What the task requires | In the listing below, locate the lines that hold the string "name". Copy those lines.

The input |
++++++++++++++++++++

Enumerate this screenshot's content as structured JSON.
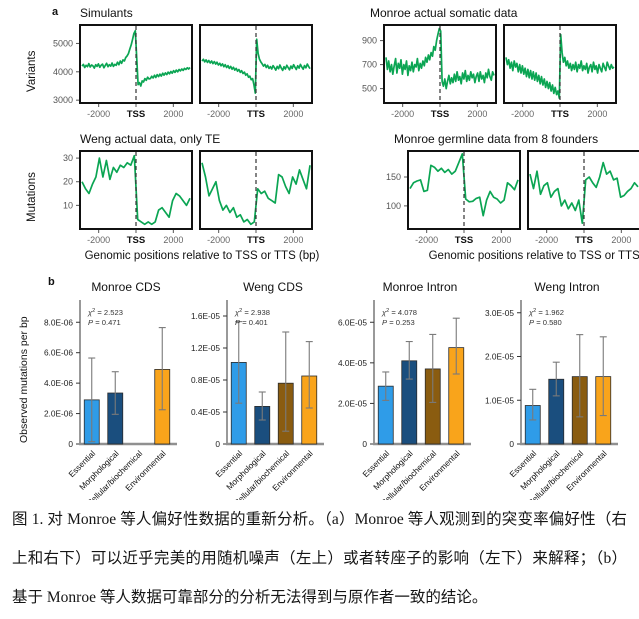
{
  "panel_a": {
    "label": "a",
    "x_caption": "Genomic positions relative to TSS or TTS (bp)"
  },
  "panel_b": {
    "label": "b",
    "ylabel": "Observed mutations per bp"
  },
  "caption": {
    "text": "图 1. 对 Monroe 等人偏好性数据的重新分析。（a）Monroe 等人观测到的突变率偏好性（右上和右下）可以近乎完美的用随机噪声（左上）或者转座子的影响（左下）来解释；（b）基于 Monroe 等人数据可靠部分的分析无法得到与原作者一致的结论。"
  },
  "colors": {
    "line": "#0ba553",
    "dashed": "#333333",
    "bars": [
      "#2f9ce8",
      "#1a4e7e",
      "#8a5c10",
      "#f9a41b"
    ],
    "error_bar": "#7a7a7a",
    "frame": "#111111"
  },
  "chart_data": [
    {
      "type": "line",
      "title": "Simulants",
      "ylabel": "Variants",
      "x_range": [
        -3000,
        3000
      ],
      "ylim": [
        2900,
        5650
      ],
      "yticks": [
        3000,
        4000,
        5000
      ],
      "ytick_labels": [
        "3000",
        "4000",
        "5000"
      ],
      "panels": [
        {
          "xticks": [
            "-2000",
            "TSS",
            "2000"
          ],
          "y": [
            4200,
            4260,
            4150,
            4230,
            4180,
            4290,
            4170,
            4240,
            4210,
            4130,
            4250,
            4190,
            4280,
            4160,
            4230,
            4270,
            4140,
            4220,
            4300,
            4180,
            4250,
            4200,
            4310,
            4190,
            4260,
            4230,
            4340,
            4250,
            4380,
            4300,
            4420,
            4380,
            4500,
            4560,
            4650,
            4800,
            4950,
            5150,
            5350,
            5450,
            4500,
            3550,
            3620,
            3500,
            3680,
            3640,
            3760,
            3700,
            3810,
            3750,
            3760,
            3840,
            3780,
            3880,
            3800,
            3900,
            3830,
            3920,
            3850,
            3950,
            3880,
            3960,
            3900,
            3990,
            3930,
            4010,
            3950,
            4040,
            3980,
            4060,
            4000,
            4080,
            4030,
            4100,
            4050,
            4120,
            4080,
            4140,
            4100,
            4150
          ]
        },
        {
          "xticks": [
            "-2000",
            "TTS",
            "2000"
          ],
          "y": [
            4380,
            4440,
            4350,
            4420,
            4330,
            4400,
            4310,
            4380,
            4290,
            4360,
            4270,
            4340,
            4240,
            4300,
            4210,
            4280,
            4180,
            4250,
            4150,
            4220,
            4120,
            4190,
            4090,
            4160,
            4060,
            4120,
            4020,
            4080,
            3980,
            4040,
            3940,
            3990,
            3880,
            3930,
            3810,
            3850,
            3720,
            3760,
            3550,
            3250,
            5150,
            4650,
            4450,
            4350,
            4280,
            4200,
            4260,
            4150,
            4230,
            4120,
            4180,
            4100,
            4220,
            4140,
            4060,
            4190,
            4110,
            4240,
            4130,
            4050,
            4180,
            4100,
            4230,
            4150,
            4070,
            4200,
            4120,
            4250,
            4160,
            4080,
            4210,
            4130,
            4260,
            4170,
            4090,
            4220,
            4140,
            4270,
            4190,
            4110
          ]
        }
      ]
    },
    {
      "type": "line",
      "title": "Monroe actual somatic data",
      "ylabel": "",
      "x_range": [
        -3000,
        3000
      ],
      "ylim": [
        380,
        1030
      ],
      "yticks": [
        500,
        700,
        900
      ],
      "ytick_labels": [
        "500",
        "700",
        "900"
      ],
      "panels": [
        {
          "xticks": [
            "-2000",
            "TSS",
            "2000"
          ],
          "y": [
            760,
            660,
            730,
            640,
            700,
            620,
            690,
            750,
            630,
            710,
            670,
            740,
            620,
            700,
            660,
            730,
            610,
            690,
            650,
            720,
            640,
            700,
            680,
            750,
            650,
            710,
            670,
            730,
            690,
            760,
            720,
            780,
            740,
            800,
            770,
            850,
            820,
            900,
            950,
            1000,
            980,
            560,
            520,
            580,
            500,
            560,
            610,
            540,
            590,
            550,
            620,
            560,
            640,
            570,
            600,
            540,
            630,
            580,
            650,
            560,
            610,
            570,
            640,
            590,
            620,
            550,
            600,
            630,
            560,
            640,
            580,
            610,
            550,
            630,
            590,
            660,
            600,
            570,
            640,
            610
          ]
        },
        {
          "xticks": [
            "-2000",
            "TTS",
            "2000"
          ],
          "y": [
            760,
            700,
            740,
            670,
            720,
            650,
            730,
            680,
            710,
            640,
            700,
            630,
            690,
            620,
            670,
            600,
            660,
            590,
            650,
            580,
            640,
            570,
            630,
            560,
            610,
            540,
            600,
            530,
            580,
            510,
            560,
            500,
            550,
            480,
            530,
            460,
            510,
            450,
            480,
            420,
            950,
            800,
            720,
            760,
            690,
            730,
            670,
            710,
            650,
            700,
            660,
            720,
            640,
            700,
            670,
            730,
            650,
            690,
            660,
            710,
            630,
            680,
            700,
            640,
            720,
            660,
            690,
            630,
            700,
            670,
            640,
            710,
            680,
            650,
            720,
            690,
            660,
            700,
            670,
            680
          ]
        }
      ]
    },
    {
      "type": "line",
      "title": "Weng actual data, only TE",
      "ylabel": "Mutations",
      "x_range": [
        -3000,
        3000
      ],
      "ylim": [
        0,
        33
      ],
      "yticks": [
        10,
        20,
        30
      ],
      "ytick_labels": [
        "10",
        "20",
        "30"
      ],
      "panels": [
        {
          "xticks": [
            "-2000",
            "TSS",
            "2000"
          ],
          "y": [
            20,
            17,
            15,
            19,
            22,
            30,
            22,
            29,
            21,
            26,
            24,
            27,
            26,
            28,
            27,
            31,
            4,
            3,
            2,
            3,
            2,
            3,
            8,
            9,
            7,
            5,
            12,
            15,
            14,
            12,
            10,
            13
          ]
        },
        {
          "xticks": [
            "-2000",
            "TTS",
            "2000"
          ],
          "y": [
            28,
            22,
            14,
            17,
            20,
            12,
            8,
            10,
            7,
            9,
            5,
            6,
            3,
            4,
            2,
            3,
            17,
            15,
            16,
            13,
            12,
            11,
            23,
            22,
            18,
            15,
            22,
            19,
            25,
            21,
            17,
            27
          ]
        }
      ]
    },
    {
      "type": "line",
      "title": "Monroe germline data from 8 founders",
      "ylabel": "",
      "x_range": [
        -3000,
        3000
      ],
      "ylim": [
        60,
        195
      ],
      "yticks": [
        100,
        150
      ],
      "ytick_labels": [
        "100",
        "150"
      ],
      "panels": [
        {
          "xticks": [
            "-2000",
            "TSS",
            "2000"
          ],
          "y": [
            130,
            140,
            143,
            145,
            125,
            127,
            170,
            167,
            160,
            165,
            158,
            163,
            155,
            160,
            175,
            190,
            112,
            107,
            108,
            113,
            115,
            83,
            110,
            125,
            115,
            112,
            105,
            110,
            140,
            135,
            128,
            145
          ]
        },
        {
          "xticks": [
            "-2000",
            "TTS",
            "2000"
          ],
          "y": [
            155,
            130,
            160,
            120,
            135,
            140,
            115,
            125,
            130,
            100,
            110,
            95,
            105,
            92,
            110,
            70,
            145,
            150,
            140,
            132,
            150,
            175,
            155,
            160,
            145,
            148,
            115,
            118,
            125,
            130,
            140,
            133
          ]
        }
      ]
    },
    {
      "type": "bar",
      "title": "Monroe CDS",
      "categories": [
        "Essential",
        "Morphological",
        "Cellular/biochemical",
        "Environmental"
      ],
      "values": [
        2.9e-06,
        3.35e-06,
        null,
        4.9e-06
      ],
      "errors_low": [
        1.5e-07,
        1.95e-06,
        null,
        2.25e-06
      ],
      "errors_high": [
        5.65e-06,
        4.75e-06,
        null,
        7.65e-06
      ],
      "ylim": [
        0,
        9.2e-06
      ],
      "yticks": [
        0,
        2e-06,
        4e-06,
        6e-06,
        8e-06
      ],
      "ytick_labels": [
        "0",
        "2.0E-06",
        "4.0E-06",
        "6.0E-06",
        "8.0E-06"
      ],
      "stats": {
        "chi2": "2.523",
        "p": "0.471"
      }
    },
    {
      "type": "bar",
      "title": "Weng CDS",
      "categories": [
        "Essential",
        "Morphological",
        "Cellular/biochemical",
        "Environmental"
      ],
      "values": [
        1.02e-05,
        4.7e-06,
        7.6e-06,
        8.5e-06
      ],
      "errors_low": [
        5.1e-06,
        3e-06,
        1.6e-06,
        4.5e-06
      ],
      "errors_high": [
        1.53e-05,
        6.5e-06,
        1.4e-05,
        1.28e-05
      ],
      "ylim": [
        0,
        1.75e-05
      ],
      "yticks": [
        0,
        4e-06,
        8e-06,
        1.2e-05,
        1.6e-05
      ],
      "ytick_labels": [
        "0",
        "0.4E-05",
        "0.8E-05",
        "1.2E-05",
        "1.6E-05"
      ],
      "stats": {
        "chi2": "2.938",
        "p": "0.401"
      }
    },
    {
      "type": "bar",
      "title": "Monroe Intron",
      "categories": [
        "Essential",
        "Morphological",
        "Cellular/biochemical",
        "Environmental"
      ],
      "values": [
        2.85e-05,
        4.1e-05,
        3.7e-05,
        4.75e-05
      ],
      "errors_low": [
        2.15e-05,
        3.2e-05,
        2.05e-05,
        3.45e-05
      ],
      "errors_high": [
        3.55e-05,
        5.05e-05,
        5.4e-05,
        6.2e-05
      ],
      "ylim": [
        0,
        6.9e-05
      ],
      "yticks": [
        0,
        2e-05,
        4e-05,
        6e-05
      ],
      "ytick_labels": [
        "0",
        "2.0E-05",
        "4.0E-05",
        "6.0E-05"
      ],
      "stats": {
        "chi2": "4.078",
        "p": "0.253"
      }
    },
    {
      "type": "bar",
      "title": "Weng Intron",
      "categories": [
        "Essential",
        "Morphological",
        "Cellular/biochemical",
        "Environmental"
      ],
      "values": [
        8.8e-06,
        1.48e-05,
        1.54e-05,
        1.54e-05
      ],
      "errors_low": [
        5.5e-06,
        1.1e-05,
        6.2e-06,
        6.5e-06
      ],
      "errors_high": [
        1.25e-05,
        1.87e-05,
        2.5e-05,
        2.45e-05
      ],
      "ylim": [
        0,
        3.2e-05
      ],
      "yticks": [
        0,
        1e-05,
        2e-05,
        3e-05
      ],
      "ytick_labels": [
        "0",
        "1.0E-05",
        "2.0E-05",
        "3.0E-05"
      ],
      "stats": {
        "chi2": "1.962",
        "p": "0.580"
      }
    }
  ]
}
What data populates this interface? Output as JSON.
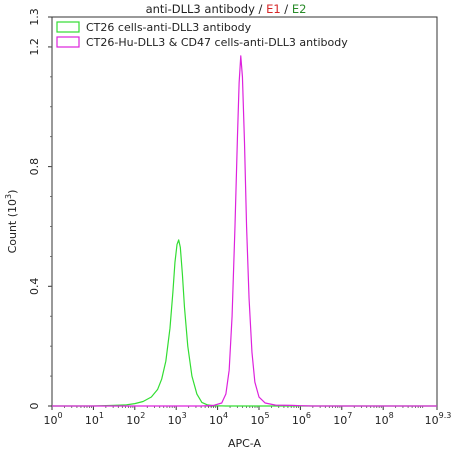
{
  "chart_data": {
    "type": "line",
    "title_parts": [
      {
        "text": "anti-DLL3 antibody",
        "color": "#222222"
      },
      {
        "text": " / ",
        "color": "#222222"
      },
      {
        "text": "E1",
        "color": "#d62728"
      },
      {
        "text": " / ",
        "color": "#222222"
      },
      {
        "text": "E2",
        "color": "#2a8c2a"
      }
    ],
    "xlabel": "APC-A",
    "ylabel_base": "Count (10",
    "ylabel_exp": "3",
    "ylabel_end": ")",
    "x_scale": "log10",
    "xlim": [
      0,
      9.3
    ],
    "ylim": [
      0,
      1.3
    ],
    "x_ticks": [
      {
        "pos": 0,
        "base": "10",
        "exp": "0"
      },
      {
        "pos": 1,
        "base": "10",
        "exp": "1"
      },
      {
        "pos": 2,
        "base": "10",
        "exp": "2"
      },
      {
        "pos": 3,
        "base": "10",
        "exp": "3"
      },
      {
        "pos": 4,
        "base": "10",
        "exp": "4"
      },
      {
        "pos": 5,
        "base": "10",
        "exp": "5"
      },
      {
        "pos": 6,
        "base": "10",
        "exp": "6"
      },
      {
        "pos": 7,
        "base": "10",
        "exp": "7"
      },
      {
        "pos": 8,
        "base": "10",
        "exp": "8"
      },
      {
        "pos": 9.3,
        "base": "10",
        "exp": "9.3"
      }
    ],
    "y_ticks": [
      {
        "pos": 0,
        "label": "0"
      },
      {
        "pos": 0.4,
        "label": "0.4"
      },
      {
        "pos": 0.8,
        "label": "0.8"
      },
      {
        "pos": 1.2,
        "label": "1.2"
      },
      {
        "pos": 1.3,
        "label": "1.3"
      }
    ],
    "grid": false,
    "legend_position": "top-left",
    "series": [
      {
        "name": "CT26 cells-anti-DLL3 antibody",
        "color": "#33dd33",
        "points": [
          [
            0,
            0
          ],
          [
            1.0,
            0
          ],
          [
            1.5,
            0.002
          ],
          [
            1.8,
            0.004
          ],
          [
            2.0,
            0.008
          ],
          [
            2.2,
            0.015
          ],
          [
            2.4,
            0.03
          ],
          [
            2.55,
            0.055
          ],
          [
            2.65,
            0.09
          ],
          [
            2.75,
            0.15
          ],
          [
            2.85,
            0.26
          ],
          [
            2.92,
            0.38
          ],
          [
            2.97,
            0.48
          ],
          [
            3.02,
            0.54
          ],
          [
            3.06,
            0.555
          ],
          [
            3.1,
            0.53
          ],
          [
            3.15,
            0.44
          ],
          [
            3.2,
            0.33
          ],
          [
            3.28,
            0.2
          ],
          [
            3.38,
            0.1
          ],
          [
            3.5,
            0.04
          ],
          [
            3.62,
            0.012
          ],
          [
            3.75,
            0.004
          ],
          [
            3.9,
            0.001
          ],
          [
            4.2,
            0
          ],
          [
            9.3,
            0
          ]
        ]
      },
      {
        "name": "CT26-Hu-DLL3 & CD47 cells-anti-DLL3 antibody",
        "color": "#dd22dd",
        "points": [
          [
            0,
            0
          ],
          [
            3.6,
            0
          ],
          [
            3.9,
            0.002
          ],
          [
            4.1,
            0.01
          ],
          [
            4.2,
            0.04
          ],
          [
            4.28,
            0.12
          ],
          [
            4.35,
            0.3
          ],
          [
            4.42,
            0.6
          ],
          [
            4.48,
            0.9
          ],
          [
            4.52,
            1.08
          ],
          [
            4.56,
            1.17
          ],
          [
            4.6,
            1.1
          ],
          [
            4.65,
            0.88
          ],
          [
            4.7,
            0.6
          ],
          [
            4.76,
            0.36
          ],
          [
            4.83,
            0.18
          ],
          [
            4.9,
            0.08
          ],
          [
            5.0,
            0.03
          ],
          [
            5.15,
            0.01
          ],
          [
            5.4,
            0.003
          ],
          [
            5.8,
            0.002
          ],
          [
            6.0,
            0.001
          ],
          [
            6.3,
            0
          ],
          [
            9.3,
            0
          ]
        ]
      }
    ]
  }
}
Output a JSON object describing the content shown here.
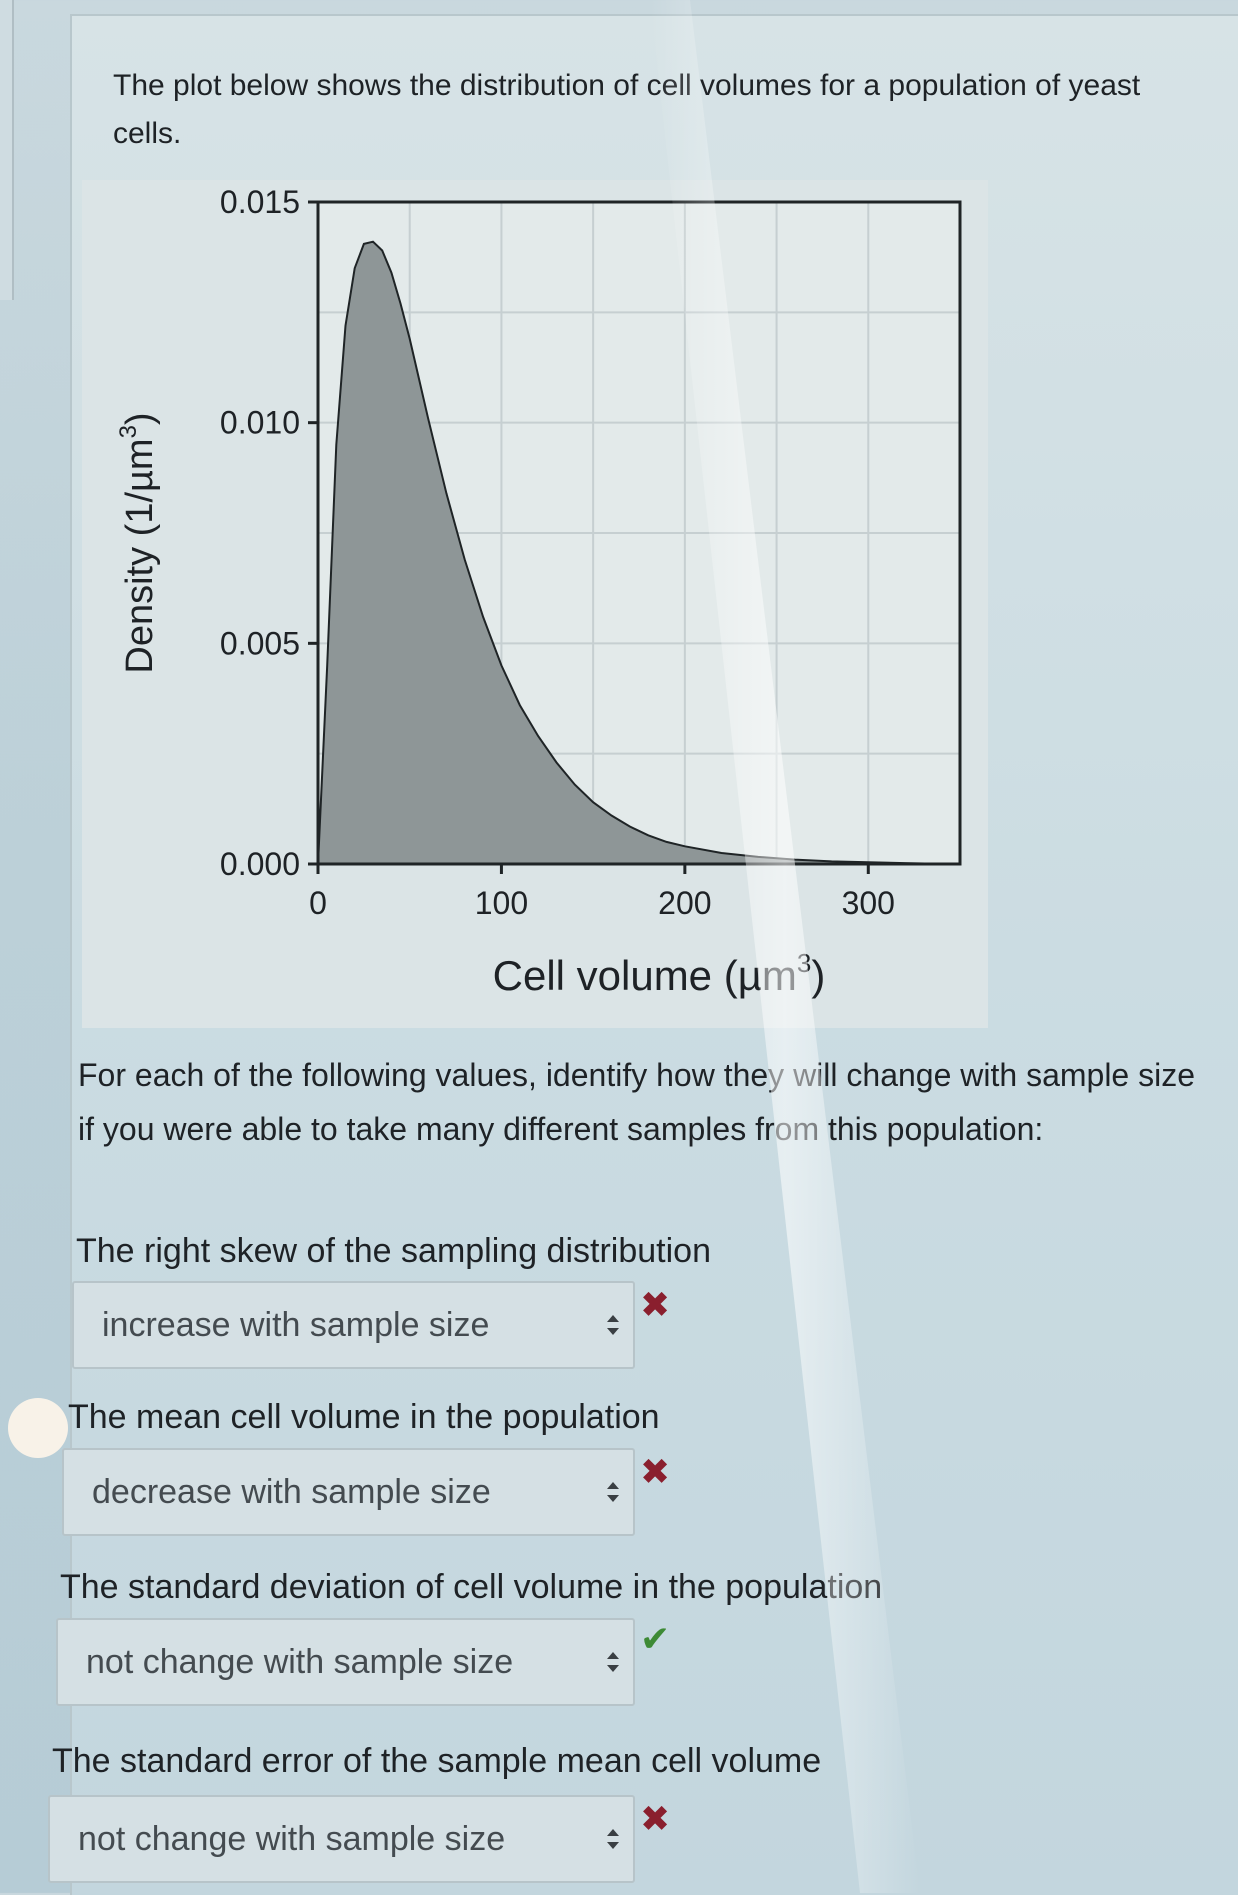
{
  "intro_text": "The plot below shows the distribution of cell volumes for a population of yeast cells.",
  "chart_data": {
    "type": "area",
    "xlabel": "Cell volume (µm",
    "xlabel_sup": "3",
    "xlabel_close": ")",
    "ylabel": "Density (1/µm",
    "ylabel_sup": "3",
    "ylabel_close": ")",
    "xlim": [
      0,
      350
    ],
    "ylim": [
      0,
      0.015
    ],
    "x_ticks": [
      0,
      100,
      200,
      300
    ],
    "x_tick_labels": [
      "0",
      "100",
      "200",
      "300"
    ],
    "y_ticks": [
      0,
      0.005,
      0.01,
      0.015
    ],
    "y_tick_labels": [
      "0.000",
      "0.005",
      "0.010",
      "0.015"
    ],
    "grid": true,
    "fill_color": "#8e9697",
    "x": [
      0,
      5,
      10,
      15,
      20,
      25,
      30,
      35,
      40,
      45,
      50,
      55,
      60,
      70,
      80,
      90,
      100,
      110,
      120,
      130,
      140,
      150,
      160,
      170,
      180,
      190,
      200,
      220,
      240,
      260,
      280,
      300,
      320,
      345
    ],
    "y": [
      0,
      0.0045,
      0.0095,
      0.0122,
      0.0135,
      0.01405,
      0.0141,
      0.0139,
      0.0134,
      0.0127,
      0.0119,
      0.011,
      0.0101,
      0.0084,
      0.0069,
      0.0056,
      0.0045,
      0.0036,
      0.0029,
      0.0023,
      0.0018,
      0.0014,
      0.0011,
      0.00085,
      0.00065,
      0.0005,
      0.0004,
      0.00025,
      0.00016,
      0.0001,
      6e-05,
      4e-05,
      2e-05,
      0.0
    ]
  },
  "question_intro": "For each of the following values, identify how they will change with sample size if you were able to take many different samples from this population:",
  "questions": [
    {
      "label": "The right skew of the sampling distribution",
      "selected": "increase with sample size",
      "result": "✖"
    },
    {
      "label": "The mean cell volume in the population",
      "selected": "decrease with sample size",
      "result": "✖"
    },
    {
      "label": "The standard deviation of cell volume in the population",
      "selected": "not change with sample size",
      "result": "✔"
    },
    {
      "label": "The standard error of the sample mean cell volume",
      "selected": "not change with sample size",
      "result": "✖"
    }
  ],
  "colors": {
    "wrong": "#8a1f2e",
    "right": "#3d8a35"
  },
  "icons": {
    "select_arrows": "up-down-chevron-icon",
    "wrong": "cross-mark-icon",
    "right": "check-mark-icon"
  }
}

++++++++++++++++++++

Written solution |
        "name": "CT26 cells-anti-DLL3 antibody",
        "name": "CT26-Hu-DLL3 & CD47 cells-anti-DLL3 antibody",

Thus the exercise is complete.